---------- Source material

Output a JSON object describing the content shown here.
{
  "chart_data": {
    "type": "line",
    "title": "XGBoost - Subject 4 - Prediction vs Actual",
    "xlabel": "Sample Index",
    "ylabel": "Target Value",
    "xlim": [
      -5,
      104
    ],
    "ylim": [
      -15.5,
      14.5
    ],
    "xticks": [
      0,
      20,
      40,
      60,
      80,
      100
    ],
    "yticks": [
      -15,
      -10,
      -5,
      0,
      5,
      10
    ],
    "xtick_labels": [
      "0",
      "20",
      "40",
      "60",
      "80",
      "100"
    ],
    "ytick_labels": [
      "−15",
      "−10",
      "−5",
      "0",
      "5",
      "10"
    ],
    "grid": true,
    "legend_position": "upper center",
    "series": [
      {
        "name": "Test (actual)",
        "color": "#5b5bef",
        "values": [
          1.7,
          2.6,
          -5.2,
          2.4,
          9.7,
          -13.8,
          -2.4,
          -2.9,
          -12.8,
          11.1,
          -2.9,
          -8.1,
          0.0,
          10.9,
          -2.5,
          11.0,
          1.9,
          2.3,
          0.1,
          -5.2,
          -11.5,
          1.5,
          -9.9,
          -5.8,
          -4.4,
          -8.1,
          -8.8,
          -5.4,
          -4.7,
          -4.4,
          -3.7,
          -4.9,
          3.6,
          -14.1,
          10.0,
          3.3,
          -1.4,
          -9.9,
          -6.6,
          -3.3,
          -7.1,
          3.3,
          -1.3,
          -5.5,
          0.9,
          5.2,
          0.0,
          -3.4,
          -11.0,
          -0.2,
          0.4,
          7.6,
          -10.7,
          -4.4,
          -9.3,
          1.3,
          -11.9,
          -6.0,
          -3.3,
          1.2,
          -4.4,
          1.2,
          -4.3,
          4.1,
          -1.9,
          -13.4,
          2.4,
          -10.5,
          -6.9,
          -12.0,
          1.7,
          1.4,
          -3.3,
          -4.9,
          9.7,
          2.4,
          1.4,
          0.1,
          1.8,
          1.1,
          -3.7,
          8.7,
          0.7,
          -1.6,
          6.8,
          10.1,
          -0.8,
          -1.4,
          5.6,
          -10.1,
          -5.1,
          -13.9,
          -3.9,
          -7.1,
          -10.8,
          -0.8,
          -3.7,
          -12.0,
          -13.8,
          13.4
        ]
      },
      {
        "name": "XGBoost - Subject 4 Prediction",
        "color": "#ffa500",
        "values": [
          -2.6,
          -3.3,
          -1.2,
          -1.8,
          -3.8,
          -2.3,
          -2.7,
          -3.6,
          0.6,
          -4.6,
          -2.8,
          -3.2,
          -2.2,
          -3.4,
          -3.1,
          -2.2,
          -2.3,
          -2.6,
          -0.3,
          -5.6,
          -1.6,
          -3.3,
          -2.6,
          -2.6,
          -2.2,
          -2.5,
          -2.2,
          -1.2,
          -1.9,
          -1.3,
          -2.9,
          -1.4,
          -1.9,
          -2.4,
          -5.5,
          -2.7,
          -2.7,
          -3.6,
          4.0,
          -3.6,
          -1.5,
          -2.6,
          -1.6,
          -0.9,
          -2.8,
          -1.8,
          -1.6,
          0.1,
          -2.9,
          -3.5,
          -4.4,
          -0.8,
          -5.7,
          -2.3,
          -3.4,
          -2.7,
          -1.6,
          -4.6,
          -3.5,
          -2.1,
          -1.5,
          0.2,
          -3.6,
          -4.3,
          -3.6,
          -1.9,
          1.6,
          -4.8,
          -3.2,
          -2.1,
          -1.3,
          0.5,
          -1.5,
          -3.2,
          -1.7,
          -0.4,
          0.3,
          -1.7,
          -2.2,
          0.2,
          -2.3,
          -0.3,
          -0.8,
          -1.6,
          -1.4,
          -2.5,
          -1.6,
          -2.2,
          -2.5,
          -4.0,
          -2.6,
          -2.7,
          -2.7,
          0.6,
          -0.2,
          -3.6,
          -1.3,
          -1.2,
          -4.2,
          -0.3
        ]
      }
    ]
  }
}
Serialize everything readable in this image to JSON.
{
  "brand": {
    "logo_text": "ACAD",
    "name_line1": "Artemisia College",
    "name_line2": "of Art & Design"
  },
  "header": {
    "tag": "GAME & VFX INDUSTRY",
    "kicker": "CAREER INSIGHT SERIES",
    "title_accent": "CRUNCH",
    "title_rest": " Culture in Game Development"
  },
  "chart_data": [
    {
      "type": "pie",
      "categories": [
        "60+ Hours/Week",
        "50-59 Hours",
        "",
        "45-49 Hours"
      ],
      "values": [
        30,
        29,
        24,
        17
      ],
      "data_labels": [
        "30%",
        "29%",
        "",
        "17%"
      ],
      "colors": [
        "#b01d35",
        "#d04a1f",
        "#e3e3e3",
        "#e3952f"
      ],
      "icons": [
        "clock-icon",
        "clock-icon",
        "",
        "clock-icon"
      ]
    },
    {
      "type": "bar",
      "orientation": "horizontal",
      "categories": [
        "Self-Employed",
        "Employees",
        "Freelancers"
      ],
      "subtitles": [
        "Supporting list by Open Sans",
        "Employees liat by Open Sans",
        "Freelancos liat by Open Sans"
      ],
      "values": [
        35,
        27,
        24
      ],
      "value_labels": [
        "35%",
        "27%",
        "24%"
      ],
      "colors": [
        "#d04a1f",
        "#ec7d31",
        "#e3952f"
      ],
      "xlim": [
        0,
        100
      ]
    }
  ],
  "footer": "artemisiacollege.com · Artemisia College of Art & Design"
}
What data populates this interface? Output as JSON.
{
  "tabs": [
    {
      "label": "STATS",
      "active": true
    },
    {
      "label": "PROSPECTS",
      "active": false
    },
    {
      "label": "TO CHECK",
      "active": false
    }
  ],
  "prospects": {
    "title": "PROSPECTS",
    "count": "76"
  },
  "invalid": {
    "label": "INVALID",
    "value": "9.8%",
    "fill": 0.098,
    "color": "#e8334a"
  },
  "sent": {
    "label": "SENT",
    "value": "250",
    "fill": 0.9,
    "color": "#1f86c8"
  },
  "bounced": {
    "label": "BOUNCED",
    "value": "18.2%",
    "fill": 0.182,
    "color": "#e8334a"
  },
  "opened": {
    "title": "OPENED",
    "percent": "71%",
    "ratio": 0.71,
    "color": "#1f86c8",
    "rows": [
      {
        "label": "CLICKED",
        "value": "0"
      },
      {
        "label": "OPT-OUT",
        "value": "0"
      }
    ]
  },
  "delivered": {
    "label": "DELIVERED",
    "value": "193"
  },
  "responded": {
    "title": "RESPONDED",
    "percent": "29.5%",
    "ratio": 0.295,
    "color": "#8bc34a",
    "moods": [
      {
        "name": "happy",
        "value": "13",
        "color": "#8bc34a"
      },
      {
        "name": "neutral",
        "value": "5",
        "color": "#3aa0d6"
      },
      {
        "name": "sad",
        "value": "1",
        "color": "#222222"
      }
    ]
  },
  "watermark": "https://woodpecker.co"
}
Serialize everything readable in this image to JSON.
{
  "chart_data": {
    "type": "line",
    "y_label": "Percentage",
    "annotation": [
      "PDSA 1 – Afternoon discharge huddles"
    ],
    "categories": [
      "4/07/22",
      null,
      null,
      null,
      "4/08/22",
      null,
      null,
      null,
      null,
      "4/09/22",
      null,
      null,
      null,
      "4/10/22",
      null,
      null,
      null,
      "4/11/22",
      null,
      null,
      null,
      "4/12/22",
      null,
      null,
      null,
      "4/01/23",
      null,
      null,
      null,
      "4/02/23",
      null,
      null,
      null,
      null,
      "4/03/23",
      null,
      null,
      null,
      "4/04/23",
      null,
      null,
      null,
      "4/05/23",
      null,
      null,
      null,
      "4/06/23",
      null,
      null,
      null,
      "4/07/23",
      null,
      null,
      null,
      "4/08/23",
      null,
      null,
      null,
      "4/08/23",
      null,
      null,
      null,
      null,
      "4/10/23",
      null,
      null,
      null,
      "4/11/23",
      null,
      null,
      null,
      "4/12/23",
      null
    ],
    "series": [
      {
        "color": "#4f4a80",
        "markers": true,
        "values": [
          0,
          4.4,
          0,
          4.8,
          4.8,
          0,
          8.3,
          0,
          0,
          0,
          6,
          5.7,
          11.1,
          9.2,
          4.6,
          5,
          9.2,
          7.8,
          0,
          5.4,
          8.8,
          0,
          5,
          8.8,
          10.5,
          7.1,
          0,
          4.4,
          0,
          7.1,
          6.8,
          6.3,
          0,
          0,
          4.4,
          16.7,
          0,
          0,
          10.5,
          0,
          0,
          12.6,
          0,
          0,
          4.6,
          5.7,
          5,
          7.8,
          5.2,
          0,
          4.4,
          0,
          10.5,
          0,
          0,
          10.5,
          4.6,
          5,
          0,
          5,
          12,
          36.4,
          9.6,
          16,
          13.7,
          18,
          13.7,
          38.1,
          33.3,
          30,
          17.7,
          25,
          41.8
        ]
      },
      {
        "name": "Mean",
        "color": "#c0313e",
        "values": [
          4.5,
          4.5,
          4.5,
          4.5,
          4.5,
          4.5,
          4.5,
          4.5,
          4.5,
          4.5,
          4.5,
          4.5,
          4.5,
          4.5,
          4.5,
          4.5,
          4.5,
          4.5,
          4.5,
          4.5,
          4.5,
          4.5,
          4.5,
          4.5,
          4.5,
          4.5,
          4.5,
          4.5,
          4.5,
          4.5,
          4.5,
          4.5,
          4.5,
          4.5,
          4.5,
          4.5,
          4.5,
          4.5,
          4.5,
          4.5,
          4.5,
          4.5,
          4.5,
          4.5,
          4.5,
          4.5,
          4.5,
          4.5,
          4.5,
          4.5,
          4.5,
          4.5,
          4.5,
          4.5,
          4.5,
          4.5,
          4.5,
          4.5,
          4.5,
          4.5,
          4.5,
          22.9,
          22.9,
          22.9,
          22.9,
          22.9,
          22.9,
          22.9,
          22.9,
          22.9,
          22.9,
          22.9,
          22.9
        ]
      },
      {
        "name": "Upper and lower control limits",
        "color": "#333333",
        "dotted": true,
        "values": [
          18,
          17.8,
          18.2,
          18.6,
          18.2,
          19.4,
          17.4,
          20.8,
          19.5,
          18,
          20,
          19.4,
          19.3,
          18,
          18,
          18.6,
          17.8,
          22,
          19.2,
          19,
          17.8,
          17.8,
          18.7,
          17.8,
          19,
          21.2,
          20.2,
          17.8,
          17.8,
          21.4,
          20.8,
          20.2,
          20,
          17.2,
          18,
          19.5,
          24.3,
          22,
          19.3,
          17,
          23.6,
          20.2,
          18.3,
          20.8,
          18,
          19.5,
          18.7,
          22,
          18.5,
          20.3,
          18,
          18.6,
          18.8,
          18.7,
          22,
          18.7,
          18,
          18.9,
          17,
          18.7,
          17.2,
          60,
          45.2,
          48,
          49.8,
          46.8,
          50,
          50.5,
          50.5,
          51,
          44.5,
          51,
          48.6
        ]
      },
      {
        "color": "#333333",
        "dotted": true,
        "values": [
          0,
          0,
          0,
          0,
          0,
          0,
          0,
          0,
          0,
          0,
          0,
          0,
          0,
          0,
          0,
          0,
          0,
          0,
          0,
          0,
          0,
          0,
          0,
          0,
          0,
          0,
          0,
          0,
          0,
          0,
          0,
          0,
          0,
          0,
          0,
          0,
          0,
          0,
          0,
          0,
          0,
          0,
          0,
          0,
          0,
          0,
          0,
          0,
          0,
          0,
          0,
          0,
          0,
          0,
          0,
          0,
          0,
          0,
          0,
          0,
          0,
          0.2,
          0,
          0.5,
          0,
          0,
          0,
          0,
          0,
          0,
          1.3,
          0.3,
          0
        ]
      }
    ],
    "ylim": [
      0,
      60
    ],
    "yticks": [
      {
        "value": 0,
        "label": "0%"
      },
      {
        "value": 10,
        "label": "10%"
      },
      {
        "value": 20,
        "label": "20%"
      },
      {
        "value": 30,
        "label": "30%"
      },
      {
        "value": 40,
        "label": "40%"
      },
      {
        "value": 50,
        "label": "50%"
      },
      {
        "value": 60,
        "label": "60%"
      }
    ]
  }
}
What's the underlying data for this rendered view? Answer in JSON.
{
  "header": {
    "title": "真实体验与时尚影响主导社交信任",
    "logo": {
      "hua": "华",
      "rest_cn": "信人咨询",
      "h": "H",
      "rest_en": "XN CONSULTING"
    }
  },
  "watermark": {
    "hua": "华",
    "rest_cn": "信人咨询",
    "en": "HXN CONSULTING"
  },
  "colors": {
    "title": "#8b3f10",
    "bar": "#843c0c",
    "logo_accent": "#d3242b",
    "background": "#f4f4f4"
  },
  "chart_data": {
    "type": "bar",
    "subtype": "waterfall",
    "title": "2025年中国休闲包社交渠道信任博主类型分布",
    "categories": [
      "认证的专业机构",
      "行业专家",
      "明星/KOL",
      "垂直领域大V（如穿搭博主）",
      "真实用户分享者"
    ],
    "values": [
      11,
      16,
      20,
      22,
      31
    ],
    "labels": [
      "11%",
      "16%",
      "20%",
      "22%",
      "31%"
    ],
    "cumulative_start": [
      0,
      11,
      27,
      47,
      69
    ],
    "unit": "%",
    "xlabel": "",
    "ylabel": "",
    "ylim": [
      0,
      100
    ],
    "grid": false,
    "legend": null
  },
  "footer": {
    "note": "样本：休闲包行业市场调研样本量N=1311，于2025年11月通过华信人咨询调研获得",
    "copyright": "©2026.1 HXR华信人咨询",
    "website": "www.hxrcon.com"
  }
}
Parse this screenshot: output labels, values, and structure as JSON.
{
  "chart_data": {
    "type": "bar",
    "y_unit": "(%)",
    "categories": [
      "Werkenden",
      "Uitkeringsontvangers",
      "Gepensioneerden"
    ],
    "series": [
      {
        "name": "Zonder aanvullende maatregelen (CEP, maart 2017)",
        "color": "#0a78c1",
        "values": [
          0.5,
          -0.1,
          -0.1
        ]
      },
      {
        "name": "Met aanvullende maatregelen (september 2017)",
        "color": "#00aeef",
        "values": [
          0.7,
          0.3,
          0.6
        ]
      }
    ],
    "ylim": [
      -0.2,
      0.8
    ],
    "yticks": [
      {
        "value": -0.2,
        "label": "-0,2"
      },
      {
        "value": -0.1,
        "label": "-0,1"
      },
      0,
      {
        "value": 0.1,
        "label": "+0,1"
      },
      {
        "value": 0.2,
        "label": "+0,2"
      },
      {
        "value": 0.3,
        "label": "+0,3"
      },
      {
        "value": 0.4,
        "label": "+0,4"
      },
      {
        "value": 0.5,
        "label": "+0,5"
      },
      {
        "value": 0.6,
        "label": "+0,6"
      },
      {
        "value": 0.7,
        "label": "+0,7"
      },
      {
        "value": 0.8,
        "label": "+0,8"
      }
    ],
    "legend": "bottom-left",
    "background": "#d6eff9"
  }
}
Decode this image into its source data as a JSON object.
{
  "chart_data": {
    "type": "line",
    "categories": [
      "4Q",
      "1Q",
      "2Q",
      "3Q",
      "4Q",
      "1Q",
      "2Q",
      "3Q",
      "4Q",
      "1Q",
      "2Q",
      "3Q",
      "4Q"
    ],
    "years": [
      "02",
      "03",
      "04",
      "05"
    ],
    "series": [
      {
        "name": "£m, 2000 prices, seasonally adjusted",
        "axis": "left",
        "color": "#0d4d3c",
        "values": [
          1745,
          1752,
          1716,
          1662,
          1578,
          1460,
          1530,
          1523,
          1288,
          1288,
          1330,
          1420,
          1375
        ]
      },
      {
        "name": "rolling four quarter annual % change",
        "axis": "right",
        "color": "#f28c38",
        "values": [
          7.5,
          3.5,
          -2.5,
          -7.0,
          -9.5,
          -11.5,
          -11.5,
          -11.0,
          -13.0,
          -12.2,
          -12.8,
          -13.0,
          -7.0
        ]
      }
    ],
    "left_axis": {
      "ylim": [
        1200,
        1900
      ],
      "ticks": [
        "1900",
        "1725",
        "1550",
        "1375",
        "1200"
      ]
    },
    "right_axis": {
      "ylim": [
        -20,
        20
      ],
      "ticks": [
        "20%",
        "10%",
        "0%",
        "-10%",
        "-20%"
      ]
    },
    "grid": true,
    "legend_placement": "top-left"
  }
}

--------------------

● **Exercise requirements**: Pick out the lines that have the word "object". Copy them all.

● **Written answer**:
Output a JSON object describing the content shown here.
Decode this image into its source data as a JSON object.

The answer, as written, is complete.